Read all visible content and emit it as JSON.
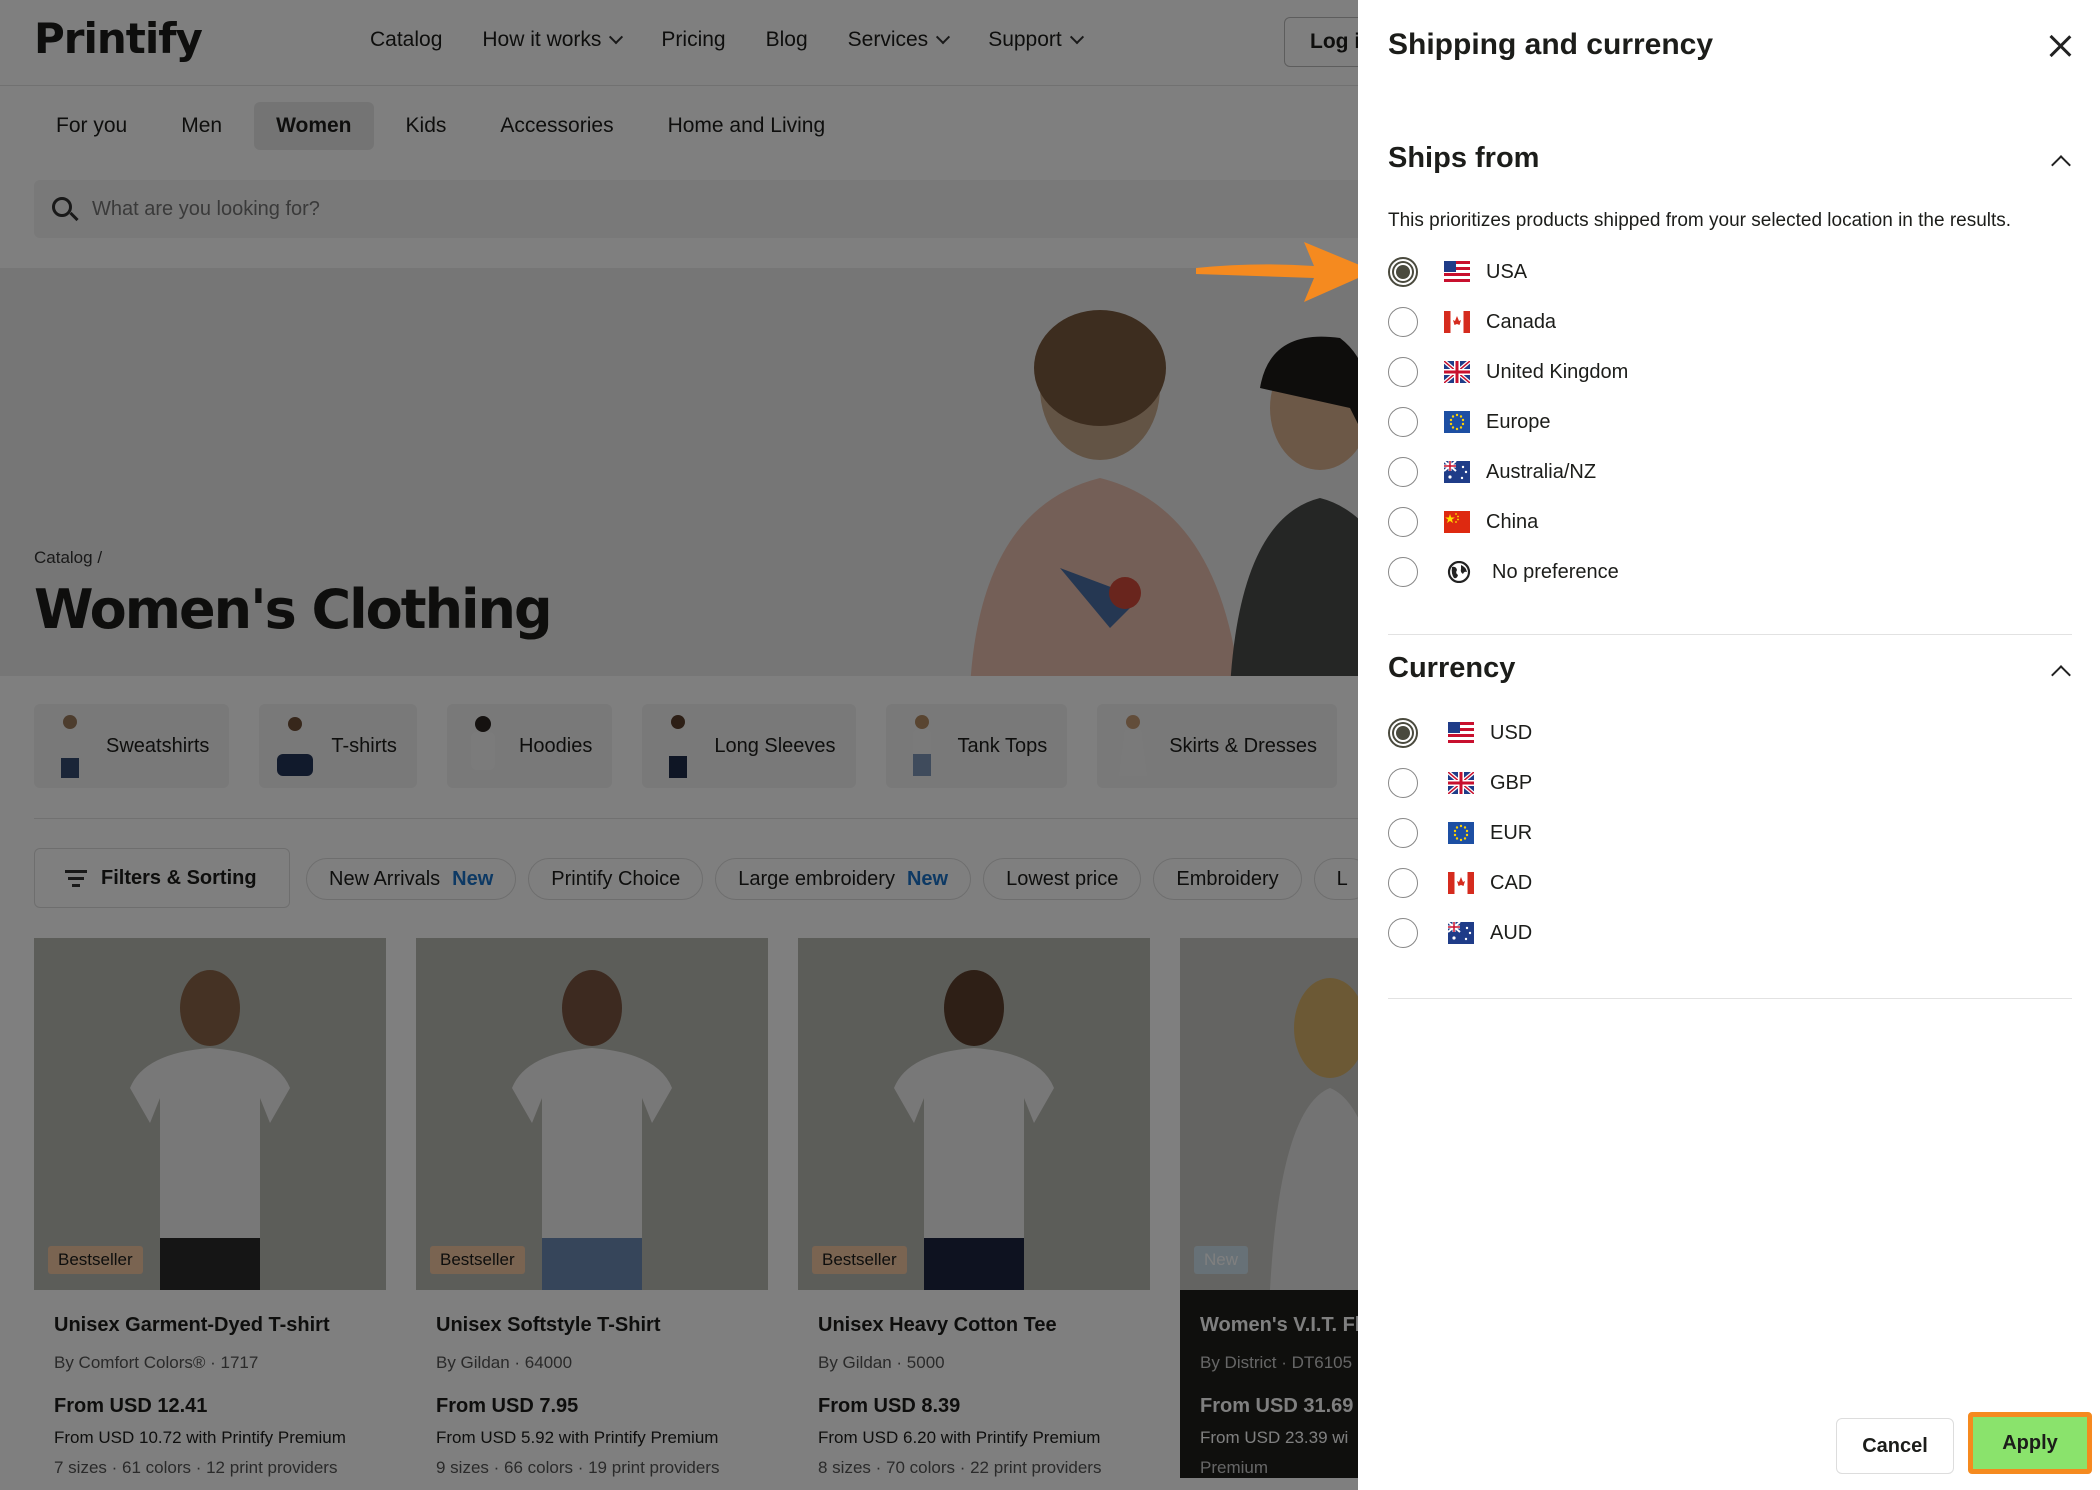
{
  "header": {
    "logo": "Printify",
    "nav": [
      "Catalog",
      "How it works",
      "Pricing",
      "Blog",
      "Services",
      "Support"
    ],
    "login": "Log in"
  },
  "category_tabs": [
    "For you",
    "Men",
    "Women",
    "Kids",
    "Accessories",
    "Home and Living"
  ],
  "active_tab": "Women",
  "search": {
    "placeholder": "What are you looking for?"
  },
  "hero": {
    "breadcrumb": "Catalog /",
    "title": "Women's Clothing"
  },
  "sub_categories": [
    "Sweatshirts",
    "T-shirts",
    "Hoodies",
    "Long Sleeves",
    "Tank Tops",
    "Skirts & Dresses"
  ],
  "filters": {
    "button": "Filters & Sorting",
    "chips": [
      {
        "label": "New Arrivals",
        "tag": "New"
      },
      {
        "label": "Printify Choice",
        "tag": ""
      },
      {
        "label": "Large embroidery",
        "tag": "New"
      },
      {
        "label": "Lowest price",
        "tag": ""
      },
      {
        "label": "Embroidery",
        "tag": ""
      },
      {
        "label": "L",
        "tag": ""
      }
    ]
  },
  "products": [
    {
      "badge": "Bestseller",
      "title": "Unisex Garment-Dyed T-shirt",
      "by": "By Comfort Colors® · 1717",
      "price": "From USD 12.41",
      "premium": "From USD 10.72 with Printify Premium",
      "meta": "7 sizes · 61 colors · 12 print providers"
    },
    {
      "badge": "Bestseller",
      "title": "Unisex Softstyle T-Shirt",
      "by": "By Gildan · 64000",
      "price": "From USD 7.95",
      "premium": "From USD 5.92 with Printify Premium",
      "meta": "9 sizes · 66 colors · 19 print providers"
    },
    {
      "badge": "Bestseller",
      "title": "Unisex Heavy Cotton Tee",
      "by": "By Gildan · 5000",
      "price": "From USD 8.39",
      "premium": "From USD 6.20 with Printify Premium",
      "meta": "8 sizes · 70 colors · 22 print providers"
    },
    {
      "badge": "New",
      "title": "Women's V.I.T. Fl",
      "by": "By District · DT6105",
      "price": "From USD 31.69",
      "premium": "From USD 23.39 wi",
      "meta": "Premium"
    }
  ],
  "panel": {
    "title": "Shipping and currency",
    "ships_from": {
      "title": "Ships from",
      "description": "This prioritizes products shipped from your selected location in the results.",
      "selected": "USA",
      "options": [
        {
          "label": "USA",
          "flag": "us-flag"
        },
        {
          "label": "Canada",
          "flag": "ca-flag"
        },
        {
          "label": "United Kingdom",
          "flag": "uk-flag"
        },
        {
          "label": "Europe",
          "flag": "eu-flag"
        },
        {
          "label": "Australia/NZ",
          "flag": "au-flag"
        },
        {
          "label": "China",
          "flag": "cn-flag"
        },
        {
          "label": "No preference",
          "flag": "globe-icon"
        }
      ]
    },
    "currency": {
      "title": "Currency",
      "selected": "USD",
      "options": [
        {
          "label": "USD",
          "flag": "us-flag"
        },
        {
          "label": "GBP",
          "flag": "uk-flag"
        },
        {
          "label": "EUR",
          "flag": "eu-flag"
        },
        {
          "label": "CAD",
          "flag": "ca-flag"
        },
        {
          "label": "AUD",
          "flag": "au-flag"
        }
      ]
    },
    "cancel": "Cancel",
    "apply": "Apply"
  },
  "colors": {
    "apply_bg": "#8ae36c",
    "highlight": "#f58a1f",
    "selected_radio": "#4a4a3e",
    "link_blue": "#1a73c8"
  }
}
--
→ **Given instruction**
Every entry must be reproduced exactly, with the images left out.

→ **Output of the task**
Read all visible content and emit it as JSON.
{
  "header": {
    "logo": "Printify",
    "nav": [
      "Catalog",
      "How it works",
      "Pricing",
      "Blog",
      "Services",
      "Support"
    ],
    "login": "Log in"
  },
  "category_tabs": [
    "For you",
    "Men",
    "Women",
    "Kids",
    "Accessories",
    "Home and Living"
  ],
  "active_tab": "Women",
  "search": {
    "placeholder": "What are you looking for?"
  },
  "hero": {
    "breadcrumb": "Catalog /",
    "title": "Women's Clothing"
  },
  "sub_categories": [
    "Sweatshirts",
    "T-shirts",
    "Hoodies",
    "Long Sleeves",
    "Tank Tops",
    "Skirts & Dresses"
  ],
  "filters": {
    "button": "Filters & Sorting",
    "chips": [
      {
        "label": "New Arrivals",
        "tag": "New"
      },
      {
        "label": "Printify Choice",
        "tag": ""
      },
      {
        "label": "Large embroidery",
        "tag": "New"
      },
      {
        "label": "Lowest price",
        "tag": ""
      },
      {
        "label": "Embroidery",
        "tag": ""
      },
      {
        "label": "L",
        "tag": ""
      }
    ]
  },
  "products": [
    {
      "badge": "Bestseller",
      "title": "Unisex Garment-Dyed T-shirt",
      "by": "By Comfort Colors® · 1717",
      "price": "From USD 12.41",
      "premium": "From USD 10.72 with Printify Premium",
      "meta": "7 sizes · 61 colors · 12 print providers"
    },
    {
      "badge": "Bestseller",
      "title": "Unisex Softstyle T-Shirt",
      "by": "By Gildan · 64000",
      "price": "From USD 7.95",
      "premium": "From USD 5.92 with Printify Premium",
      "meta": "9 sizes · 66 colors · 19 print providers"
    },
    {
      "badge": "Bestseller",
      "title": "Unisex Heavy Cotton Tee",
      "by": "By Gildan · 5000",
      "price": "From USD 8.39",
      "premium": "From USD 6.20 with Printify Premium",
      "meta": "8 sizes · 70 colors · 22 print providers"
    },
    {
      "badge": "New",
      "title": "Women's V.I.T. Fl",
      "by": "By District · DT6105",
      "price": "From USD 31.69",
      "premium": "From USD 23.39 wi",
      "meta": "Premium"
    }
  ],
  "panel": {
    "title": "Shipping and currency",
    "ships_from": {
      "title": "Ships from",
      "description": "This prioritizes products shipped from your selected location in the results.",
      "selected": "USA",
      "options": [
        {
          "label": "USA",
          "flag": "us-flag"
        },
        {
          "label": "Canada",
          "flag": "ca-flag"
        },
        {
          "label": "United Kingdom",
          "flag": "uk-flag"
        },
        {
          "label": "Europe",
          "flag": "eu-flag"
        },
        {
          "label": "Australia/NZ",
          "flag": "au-flag"
        },
        {
          "label": "China",
          "flag": "cn-flag"
        },
        {
          "label": "No preference",
          "flag": "globe-icon"
        }
      ]
    },
    "currency": {
      "title": "Currency",
      "selected": "USD",
      "options": [
        {
          "label": "USD",
          "flag": "us-flag"
        },
        {
          "label": "GBP",
          "flag": "uk-flag"
        },
        {
          "label": "EUR",
          "flag": "eu-flag"
        },
        {
          "label": "CAD",
          "flag": "ca-flag"
        },
        {
          "label": "AUD",
          "flag": "au-flag"
        }
      ]
    },
    "cancel": "Cancel",
    "apply": "Apply"
  },
  "colors": {
    "apply_bg": "#8ae36c",
    "highlight": "#f58a1f",
    "selected_radio": "#4a4a3e",
    "link_blue": "#1a73c8"
  }
}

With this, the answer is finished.